**What you need to do**
Every line that includes the word "label" is to be listed.

**Available records**

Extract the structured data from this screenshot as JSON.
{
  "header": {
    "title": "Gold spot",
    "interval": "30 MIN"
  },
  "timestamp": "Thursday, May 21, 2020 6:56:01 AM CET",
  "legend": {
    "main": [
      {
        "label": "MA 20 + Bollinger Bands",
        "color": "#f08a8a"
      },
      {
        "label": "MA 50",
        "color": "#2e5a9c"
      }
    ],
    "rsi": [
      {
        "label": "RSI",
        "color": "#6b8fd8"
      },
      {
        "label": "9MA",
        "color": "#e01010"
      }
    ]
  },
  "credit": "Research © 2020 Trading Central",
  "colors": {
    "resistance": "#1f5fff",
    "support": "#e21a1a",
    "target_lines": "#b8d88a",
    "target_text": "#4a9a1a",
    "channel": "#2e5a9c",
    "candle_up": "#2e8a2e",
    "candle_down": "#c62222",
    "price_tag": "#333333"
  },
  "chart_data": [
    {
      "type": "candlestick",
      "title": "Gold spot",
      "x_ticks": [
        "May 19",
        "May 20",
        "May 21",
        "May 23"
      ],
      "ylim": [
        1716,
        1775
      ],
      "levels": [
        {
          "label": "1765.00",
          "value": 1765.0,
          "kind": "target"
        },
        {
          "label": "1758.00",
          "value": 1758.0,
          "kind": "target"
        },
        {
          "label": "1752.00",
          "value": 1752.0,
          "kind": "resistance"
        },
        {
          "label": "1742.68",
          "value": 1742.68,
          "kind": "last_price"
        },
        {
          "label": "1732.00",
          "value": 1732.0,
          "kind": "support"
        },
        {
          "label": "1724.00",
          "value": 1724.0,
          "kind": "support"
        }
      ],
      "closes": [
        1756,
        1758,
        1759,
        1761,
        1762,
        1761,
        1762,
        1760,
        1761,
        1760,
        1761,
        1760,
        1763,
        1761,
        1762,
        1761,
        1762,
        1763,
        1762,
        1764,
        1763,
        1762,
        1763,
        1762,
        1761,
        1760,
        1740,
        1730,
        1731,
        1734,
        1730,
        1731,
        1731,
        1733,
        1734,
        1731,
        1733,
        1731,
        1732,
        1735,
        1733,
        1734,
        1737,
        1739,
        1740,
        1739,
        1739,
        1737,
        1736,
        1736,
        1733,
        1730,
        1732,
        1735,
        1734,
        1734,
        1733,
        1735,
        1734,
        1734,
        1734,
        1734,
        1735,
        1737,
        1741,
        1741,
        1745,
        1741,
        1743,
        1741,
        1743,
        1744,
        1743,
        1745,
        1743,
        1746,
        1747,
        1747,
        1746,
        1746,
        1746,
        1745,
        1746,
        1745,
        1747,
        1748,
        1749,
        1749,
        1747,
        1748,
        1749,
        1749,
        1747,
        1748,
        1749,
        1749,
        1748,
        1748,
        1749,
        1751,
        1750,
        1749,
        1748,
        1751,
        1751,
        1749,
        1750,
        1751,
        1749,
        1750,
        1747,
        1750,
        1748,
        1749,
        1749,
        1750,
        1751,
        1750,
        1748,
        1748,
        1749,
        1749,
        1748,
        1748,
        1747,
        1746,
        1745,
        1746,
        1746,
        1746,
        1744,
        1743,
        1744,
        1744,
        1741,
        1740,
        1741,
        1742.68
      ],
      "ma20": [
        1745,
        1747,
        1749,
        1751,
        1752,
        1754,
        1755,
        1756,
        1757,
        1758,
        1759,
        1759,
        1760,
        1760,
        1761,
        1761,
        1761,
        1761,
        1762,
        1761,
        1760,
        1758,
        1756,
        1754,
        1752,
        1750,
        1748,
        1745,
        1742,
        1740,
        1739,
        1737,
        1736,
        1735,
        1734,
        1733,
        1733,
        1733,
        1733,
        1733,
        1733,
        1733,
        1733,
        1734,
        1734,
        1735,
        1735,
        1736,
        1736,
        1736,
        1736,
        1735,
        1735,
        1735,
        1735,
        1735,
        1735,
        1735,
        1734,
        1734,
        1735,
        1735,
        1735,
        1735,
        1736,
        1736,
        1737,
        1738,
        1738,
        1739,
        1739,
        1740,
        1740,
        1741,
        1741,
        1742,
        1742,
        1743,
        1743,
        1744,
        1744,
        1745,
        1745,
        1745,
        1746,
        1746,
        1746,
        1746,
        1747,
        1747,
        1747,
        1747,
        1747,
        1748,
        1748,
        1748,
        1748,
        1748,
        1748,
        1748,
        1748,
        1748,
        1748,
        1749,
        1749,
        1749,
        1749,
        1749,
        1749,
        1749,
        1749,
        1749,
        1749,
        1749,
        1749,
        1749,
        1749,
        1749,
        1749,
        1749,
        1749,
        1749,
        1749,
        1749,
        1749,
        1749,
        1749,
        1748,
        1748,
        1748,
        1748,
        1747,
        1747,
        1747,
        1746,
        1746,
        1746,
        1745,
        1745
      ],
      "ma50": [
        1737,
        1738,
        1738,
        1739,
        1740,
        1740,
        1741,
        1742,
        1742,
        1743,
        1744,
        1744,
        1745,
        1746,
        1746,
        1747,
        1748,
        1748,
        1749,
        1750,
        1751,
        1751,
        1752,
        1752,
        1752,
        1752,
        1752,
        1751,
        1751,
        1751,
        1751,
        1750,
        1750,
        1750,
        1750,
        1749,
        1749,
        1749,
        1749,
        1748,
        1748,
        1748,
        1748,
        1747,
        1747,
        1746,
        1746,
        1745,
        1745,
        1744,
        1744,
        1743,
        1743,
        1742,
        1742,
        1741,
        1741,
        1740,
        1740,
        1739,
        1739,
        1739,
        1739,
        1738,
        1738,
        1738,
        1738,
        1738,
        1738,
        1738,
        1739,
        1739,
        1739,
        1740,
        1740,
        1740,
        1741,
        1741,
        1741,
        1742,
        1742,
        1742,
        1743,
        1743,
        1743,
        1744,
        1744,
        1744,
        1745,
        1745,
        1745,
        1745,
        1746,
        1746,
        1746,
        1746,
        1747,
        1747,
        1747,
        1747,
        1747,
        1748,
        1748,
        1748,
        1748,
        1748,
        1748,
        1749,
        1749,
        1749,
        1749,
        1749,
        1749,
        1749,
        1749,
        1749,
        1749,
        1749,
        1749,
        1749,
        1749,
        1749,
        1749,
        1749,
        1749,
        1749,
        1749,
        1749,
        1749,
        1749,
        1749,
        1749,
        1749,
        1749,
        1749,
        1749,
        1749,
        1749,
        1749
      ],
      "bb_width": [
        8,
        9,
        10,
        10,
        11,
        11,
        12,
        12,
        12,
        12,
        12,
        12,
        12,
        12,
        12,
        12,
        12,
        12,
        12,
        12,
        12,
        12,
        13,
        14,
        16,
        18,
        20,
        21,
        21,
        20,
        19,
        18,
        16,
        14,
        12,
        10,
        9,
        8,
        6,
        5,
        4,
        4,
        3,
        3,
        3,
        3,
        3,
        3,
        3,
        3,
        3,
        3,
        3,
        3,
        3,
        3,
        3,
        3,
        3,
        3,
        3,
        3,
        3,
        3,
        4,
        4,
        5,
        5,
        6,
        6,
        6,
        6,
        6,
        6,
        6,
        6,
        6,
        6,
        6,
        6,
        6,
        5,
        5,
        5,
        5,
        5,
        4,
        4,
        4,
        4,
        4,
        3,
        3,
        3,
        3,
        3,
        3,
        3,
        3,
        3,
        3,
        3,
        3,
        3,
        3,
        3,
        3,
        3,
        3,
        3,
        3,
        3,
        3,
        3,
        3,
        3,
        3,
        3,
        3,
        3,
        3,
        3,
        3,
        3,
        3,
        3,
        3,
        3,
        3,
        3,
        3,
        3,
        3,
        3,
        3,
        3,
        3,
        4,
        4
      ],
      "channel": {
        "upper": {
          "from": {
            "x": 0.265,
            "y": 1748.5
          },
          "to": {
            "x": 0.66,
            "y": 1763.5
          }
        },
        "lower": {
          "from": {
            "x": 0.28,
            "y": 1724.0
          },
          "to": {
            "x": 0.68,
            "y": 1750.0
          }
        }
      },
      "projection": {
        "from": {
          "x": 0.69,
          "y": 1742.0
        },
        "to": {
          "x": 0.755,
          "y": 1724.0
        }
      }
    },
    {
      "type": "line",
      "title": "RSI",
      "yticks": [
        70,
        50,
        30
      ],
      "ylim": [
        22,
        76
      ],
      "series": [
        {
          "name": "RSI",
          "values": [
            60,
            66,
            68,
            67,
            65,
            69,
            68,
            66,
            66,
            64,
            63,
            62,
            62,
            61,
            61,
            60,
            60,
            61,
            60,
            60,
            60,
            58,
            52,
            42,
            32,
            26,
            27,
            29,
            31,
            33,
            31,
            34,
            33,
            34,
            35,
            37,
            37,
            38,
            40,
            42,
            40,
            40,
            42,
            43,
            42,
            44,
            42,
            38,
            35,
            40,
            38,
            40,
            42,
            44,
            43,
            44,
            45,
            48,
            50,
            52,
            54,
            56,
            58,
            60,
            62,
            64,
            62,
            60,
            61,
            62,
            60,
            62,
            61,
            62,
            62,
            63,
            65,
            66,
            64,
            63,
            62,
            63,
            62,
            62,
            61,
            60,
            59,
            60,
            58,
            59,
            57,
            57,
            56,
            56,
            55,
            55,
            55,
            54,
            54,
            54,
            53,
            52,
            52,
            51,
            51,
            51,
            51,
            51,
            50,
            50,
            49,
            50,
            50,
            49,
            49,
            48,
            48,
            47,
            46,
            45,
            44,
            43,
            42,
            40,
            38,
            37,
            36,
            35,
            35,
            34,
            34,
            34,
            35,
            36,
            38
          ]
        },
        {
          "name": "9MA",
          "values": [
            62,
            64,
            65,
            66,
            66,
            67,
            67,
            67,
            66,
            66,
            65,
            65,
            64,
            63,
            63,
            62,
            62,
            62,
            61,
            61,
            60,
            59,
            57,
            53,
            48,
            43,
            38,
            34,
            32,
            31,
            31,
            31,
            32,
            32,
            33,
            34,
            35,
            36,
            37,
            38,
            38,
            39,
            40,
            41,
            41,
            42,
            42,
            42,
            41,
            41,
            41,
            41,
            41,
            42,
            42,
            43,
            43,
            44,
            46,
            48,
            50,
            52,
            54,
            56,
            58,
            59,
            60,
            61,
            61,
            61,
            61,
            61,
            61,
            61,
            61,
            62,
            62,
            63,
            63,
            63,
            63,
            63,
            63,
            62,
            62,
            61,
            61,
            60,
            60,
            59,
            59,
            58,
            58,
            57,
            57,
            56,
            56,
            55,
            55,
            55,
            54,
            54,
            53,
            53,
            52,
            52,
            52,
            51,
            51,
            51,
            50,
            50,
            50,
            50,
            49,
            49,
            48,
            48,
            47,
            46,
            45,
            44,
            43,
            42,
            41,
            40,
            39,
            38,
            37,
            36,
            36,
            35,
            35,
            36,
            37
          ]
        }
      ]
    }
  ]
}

**Solution for this exercise**
        "label": "MA 20 + Bollinger Bands",
        "label": "MA 50",
        "label": "RSI",
        "label": "9MA",
          "label": "1765.00",
          "label": "1758.00",
          "label": "1752.00",
          "label": "1742.68",
          "label": "1732.00",
          "label": "1724.00",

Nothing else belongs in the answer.